**Task to carry out**
From the line that holds "Transcribe the text in this document." to the last line of the data, copy everything exactly; leave out all the rest.

** START OF Items **

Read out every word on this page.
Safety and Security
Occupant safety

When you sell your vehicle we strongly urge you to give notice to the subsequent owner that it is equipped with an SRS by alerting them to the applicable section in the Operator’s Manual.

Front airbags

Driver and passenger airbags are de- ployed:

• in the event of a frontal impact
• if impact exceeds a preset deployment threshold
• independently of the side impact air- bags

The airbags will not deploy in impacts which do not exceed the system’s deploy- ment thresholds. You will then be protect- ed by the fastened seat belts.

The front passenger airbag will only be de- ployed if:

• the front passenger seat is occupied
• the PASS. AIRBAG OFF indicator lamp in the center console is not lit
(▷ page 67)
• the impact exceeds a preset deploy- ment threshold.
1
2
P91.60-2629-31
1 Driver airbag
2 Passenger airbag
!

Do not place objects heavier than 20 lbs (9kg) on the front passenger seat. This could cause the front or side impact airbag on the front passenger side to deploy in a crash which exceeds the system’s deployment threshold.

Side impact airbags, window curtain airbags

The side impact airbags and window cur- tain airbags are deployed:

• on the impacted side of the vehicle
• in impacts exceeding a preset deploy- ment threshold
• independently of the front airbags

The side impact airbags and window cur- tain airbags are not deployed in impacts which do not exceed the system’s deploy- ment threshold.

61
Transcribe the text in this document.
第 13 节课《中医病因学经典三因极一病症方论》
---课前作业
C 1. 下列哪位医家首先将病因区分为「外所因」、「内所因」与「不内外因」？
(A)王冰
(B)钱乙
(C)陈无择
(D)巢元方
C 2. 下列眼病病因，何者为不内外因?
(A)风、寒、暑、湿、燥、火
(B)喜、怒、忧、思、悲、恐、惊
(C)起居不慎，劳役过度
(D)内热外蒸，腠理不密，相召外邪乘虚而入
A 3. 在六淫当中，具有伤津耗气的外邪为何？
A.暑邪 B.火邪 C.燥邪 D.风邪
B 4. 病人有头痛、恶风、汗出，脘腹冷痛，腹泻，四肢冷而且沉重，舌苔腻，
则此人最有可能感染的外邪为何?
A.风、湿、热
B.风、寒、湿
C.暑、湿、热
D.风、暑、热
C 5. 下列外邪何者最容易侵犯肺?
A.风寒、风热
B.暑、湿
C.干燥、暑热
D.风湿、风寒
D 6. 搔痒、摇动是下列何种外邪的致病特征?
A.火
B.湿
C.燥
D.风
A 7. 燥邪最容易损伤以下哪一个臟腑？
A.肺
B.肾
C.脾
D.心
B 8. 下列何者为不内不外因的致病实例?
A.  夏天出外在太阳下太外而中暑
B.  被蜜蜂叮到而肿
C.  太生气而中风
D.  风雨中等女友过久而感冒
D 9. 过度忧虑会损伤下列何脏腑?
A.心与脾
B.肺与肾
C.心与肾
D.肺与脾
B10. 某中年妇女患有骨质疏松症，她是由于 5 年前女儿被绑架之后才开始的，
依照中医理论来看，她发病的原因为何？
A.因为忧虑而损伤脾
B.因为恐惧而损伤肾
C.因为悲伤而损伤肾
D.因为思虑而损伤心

** END OF Items **

**Correct answer**
Transcribe the text in this document.
第 13 节课《中医病因学经典三因极一病症方论》
---课前作业
C 1. 下列哪位医家首先将病因区分为「外所因」、「内所因」与「不内外因」？
(A)王冰
(B)钱乙
(C)陈无择
(D)巢元方
C 2. 下列眼病病因，何者为不内外因?
(A)风、寒、暑、湿、燥、火
(B)喜、怒、忧、思、悲、恐、惊
(C)起居不慎，劳役过度
(D)内热外蒸，腠理不密，相召外邪乘虚而入
A 3. 在六淫当中，具有伤津耗气的外邪为何？
A.暑邪 B.火邪 C.燥邪 D.风邪
B 4. 病人有头痛、恶风、汗出，脘腹冷痛，腹泻，四肢冷而且沉重，舌苔腻，
则此人最有可能感染的外邪为何?
A.风、湿、热
B.风、寒、湿
C.暑、湿、热
D.风、暑、热
C 5. 下列外邪何者最容易侵犯肺?
A.风寒、风热
B.暑、湿
C.干燥、暑热
D.风湿、风寒
D 6. 搔痒、摇动是下列何种外邪的致病特征?
A.火
B.湿
C.燥
D.风
A 7. 燥邪最容易损伤以下哪一个臟腑？
A.肺
B.肾
C.脾
D.心
B 8. 下列何者为不内不外因的致病实例?
A.  夏天出外在太阳下太外而中暑
B.  被蜜蜂叮到而肿
C.  太生气而中风
D.  风雨中等女友过久而感冒
D 9. 过度忧虑会损伤下列何脏腑?
A.心与脾
B.肺与肾
C.心与肾
D.肺与脾
B10. 某中年妇女患有骨质疏松症，她是由于 5 年前女儿被绑架之后才开始的，
依照中医理论来看，她发病的原因为何？
A.因为忧虑而损伤脾
B.因为恐惧而损伤肾
C.因为悲伤而损伤肾
D.因为思虑而损伤心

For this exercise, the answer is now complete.